=== TASK DATA ===
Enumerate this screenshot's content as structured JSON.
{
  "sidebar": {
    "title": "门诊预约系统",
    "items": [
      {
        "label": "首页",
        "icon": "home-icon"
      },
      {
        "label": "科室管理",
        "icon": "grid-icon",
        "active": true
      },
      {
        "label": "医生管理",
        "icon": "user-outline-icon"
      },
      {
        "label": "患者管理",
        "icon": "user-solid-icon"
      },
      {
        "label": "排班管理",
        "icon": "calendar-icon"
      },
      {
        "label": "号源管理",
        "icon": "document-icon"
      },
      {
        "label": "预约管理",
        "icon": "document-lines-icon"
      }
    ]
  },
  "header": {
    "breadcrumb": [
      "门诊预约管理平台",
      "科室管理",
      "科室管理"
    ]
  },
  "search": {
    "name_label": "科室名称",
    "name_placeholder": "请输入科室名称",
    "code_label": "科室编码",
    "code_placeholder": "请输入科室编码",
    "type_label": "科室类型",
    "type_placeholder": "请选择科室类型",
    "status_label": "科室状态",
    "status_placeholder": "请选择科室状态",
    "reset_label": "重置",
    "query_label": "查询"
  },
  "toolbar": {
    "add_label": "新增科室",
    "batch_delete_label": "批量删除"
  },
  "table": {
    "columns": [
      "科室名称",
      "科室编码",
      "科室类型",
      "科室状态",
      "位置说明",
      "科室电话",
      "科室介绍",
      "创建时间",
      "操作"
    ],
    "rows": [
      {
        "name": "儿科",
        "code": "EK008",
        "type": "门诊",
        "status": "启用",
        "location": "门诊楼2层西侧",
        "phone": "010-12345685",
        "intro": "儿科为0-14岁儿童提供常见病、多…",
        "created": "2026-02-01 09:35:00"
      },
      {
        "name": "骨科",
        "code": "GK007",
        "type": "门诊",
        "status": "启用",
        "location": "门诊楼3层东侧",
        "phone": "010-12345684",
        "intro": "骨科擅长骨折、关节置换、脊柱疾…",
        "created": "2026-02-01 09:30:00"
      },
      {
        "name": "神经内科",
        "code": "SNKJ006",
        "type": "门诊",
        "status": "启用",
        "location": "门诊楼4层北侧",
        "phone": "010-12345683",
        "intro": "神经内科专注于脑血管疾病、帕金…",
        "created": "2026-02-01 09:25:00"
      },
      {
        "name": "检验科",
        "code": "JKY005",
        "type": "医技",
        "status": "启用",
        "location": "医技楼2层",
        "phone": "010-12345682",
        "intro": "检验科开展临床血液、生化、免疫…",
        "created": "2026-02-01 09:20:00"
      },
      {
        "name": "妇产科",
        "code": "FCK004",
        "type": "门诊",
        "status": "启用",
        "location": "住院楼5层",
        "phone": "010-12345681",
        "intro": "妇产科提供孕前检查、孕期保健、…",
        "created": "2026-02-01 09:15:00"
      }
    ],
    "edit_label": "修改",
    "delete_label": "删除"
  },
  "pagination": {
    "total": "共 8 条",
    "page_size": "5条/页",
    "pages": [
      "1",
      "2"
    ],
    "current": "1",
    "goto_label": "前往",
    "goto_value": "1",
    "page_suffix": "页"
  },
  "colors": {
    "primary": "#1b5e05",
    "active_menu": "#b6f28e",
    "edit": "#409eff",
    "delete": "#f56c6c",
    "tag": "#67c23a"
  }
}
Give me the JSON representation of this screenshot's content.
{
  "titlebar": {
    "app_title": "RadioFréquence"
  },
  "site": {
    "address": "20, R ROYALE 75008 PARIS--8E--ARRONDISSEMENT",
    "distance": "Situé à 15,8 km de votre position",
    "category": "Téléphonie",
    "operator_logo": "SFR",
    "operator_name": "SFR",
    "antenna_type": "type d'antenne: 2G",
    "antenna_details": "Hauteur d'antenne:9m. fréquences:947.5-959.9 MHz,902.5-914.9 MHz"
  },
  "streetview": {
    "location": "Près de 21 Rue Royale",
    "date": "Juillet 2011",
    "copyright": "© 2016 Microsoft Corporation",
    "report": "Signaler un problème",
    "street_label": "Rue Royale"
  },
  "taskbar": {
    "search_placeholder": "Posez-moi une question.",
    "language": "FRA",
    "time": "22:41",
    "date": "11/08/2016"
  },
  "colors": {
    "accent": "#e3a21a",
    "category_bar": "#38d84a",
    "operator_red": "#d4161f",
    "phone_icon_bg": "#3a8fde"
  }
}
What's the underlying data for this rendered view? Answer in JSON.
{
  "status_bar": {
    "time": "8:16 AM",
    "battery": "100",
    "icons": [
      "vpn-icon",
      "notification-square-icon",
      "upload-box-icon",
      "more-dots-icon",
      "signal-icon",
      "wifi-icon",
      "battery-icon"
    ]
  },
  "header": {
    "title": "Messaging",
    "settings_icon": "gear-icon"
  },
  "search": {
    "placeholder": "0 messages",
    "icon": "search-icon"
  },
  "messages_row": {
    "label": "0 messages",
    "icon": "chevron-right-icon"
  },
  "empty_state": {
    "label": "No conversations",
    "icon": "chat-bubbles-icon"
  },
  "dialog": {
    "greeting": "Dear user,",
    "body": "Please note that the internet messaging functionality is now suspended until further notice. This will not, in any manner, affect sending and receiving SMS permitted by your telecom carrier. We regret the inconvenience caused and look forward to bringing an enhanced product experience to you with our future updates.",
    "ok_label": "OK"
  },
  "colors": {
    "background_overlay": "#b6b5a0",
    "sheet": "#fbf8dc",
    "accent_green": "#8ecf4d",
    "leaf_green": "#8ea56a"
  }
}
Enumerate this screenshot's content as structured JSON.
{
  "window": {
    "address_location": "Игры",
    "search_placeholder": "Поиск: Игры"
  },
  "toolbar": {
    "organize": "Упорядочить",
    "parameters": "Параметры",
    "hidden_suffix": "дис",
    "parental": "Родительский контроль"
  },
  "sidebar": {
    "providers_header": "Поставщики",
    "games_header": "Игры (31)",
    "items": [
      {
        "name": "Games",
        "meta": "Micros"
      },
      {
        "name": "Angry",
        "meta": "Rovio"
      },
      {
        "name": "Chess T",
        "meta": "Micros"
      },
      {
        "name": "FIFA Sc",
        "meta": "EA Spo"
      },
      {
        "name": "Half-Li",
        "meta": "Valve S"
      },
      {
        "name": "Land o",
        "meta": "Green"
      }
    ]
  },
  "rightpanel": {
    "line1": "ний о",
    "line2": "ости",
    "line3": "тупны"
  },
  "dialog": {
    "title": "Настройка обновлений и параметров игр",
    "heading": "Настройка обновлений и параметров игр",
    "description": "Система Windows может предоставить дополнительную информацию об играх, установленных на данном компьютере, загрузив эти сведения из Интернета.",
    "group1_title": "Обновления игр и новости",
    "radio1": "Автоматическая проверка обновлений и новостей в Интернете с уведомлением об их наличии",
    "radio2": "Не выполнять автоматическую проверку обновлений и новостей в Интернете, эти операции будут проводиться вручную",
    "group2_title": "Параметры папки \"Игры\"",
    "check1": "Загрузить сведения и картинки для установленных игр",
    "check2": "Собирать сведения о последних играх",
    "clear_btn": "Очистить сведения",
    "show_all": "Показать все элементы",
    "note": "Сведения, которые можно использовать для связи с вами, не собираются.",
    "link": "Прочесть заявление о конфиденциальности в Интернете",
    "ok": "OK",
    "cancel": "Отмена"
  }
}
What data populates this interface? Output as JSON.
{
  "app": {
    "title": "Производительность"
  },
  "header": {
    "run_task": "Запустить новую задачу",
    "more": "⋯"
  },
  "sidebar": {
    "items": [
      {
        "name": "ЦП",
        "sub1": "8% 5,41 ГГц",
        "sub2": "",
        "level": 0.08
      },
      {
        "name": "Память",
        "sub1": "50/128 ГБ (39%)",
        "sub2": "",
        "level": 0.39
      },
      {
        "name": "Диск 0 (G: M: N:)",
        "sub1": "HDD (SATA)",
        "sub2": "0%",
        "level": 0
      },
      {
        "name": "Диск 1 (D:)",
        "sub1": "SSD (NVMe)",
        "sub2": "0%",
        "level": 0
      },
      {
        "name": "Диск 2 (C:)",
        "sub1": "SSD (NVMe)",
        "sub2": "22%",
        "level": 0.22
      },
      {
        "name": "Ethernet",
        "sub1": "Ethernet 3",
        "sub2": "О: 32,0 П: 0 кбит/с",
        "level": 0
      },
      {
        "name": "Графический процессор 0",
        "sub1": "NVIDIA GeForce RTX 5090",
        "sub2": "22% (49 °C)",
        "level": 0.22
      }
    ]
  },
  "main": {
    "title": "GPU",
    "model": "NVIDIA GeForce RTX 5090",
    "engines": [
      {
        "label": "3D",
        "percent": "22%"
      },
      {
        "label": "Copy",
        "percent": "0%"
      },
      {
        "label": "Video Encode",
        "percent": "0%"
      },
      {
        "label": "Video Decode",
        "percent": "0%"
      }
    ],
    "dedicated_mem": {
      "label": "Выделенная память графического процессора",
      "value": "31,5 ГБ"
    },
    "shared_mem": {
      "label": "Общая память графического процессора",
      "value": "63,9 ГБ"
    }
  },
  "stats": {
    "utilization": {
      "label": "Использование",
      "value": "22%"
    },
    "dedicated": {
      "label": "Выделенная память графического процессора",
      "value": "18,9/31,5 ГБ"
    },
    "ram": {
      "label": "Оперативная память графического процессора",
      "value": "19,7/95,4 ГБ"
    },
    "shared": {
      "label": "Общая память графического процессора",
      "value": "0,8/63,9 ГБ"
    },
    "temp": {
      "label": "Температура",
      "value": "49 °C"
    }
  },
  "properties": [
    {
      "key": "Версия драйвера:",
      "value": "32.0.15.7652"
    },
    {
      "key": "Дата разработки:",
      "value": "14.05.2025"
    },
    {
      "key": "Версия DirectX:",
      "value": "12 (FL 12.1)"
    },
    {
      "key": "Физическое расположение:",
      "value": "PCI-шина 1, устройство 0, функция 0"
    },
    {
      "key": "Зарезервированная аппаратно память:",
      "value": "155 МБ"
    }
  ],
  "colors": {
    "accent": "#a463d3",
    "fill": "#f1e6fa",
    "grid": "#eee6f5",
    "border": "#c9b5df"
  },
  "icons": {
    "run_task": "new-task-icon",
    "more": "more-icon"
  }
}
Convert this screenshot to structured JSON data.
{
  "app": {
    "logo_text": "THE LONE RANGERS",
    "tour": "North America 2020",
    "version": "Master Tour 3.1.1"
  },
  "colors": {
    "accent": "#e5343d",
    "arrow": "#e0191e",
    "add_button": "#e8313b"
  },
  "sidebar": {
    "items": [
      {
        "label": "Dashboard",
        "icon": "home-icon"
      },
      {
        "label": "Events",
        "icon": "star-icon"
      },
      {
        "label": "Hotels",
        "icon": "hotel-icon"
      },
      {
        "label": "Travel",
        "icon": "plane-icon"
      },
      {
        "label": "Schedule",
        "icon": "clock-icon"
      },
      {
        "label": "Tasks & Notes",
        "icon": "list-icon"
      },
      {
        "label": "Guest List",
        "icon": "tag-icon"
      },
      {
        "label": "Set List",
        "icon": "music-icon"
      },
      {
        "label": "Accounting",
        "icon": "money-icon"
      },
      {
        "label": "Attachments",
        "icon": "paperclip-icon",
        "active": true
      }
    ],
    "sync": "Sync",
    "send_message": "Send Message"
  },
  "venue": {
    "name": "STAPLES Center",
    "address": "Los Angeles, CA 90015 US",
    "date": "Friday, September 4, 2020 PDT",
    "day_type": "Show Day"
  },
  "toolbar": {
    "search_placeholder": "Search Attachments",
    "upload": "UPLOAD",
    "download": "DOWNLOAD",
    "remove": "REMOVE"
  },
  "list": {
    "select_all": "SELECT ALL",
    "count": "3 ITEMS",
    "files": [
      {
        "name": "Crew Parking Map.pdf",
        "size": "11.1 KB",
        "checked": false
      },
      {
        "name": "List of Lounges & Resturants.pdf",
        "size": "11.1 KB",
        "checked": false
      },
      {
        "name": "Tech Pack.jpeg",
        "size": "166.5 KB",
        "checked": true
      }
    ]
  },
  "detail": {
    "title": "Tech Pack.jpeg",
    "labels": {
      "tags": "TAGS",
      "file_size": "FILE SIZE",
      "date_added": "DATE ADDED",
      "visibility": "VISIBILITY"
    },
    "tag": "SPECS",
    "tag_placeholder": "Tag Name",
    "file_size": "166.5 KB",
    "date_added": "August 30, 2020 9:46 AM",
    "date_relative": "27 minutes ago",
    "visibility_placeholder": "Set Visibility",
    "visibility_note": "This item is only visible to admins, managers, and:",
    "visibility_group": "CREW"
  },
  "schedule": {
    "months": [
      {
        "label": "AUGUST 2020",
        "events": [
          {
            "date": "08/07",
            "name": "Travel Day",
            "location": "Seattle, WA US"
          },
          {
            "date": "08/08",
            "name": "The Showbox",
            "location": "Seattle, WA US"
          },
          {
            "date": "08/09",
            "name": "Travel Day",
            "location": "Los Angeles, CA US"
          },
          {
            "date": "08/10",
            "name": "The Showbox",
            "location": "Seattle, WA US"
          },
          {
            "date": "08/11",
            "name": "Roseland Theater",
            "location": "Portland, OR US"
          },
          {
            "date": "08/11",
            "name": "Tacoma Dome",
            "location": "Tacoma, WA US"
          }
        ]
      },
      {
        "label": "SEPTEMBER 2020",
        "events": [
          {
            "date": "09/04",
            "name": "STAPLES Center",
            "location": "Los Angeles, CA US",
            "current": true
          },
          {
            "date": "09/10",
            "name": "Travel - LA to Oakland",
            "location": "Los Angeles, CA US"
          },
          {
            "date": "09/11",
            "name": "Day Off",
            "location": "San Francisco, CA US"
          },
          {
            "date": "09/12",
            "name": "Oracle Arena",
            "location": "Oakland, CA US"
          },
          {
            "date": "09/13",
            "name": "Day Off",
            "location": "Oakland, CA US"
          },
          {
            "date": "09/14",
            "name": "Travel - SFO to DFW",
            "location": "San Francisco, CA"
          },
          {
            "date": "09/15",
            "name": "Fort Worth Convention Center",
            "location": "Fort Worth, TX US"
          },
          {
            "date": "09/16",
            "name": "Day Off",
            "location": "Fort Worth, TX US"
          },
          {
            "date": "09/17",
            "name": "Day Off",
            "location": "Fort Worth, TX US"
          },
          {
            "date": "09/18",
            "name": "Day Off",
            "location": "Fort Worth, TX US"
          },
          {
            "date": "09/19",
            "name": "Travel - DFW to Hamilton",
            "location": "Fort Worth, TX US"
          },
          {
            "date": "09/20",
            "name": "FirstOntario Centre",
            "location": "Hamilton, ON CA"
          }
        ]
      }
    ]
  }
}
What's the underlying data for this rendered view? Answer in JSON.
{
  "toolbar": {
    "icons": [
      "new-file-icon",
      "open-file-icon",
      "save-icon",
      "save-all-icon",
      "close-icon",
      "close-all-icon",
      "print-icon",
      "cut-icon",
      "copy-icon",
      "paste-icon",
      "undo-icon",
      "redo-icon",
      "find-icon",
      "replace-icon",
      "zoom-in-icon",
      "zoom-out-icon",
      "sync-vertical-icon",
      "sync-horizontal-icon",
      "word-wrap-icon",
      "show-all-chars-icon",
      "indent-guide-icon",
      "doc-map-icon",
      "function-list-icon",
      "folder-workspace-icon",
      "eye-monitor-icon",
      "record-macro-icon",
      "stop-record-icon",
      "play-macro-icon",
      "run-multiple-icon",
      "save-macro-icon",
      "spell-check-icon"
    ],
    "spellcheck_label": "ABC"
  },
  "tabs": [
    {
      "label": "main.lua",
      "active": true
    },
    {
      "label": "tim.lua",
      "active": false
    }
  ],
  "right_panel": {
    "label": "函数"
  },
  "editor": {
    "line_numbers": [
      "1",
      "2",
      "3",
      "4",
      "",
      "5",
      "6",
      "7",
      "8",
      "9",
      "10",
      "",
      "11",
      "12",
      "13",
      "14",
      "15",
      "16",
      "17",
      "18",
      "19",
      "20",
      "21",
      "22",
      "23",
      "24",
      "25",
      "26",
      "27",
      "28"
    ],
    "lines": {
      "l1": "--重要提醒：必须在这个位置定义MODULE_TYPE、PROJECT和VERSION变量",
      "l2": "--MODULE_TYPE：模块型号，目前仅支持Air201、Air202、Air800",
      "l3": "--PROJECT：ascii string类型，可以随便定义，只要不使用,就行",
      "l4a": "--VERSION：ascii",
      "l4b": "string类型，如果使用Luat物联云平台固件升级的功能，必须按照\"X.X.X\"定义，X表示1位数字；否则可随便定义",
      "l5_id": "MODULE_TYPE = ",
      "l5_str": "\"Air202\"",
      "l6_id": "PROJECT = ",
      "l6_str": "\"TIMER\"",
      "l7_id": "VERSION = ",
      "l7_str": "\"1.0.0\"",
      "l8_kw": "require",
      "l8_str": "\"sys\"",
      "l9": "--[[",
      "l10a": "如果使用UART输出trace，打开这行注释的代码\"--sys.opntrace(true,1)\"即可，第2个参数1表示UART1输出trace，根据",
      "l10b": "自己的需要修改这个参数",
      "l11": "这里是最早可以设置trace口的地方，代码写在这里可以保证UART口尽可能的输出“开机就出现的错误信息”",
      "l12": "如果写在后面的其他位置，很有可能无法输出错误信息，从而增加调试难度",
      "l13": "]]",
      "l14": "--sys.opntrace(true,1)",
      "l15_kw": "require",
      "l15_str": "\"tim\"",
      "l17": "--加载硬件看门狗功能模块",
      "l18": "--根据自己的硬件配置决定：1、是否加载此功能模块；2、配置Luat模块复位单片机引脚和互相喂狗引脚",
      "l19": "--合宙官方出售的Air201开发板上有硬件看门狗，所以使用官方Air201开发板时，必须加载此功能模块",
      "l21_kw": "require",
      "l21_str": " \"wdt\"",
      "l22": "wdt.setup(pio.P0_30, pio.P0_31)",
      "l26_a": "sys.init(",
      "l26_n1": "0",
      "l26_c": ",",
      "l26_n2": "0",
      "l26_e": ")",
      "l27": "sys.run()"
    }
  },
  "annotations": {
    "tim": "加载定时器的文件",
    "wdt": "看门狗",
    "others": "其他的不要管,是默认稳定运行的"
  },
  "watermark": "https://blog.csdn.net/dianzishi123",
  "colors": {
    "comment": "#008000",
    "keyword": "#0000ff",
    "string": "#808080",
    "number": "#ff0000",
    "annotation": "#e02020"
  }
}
===
Gather all lines with the string "Tacoma" from the data.

            "name": "Tacoma Dome",
            "location": "Tacoma, WA US"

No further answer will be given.